====== DATA LISTING
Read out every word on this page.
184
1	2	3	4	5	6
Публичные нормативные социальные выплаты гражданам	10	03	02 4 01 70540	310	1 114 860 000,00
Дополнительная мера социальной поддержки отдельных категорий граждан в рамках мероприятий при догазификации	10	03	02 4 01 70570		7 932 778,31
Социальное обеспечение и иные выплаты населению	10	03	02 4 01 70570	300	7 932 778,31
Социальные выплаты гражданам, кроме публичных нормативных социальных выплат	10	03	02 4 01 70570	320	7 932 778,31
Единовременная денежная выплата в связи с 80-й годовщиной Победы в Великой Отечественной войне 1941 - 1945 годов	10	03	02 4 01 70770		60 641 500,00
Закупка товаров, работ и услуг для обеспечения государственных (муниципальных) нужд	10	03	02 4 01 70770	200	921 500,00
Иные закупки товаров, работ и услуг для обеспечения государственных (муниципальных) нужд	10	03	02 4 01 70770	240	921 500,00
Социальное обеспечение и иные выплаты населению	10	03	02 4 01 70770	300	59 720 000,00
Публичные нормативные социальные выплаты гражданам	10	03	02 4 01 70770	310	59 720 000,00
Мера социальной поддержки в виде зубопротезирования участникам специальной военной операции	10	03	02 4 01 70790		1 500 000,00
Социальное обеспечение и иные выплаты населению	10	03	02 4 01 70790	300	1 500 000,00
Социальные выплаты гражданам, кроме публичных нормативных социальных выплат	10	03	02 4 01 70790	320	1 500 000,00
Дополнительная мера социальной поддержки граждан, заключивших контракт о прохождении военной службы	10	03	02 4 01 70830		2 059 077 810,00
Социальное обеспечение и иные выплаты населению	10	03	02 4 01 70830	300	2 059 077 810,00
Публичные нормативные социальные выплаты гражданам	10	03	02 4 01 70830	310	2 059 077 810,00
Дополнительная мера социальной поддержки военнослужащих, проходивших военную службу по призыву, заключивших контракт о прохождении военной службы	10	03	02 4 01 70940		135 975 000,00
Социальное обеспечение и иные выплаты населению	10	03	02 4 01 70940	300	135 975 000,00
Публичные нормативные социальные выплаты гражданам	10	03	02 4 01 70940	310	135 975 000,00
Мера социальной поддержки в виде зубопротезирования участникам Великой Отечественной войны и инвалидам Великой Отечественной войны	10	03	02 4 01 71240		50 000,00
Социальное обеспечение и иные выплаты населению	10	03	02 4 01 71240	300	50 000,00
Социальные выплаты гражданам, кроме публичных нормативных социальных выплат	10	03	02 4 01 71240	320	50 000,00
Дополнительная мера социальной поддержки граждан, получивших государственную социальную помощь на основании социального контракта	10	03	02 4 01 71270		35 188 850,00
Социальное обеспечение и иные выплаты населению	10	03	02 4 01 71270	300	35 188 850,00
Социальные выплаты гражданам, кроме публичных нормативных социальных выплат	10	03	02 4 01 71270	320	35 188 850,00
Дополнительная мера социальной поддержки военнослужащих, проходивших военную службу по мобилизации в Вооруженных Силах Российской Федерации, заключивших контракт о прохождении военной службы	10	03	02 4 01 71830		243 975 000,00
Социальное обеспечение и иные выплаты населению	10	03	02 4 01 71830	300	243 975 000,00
============
- [GIVEN INSTRUCTION] From the records above, extract every line exactly as it stands.

- [WRITTEN SOLUTION]
Read out every word on this page.
184
1	2	3	4	5	6
Публичные нормативные социальные выплаты гражданам	10	03	02 4 01 70540	310	1 114 860 000,00
Дополнительная мера социальной поддержки отдельных категорий граждан в рамках мероприятий при догазификации	10	03	02 4 01 70570		7 932 778,31
Социальное обеспечение и иные выплаты населению	10	03	02 4 01 70570	300	7 932 778,31
Социальные выплаты гражданам, кроме публичных нормативных социальных выплат	10	03	02 4 01 70570	320	7 932 778,31
Единовременная денежная выплата в связи с 80-й годовщиной Победы в Великой Отечественной войне 1941 - 1945 годов	10	03	02 4 01 70770		60 641 500,00
Закупка товаров, работ и услуг для обеспечения государственных (муниципальных) нужд	10	03	02 4 01 70770	200	921 500,00
Иные закупки товаров, работ и услуг для обеспечения государственных (муниципальных) нужд	10	03	02 4 01 70770	240	921 500,00
Социальное обеспечение и иные выплаты населению	10	03	02 4 01 70770	300	59 720 000,00
Публичные нормативные социальные выплаты гражданам	10	03	02 4 01 70770	310	59 720 000,00
Мера социальной поддержки в виде зубопротезирования участникам специальной военной операции	10	03	02 4 01 70790		1 500 000,00
Социальное обеспечение и иные выплаты населению	10	03	02 4 01 70790	300	1 500 000,00
Социальные выплаты гражданам, кроме публичных нормативных социальных выплат	10	03	02 4 01 70790	320	1 500 000,00
Дополнительная мера социальной поддержки граждан, заключивших контракт о прохождении военной службы	10	03	02 4 01 70830		2 059 077 810,00
Социальное обеспечение и иные выплаты населению	10	03	02 4 01 70830	300	2 059 077 810,00
Публичные нормативные социальные выплаты гражданам	10	03	02 4 01 70830	310	2 059 077 810,00
Дополнительная мера социальной поддержки военнослужащих, проходивших военную службу по призыву, заключивших контракт о прохождении военной службы	10	03	02 4 01 70940		135 975 000,00
Социальное обеспечение и иные выплаты населению	10	03	02 4 01 70940	300	135 975 000,00
Публичные нормативные социальные выплаты гражданам	10	03	02 4 01 70940	310	135 975 000,00
Мера социальной поддержки в виде зубопротезирования участникам Великой Отечественной войны и инвалидам Великой Отечественной войны	10	03	02 4 01 71240		50 000,00
Социальное обеспечение и иные выплаты населению	10	03	02 4 01 71240	300	50 000,00
Социальные выплаты гражданам, кроме публичных нормативных социальных выплат	10	03	02 4 01 71240	320	50 000,00
Дополнительная мера социальной поддержки граждан, получивших государственную социальную помощь на основании социального контракта	10	03	02 4 01 71270		35 188 850,00
Социальное обеспечение и иные выплаты населению	10	03	02 4 01 71270	300	35 188 850,00
Социальные выплаты гражданам, кроме публичных нормативных социальных выплат	10	03	02 4 01 71270	320	35 188 850,00
Дополнительная мера социальной поддержки военнослужащих, проходивших военную службу по мобилизации в Вооруженных Силах Российской Федерации, заключивших контракт о прохождении военной службы	10	03	02 4 01 71830		243 975 000,00
Социальное обеспечение и иные выплаты населению	10	03	02 4 01 71830	300	243 975 000,00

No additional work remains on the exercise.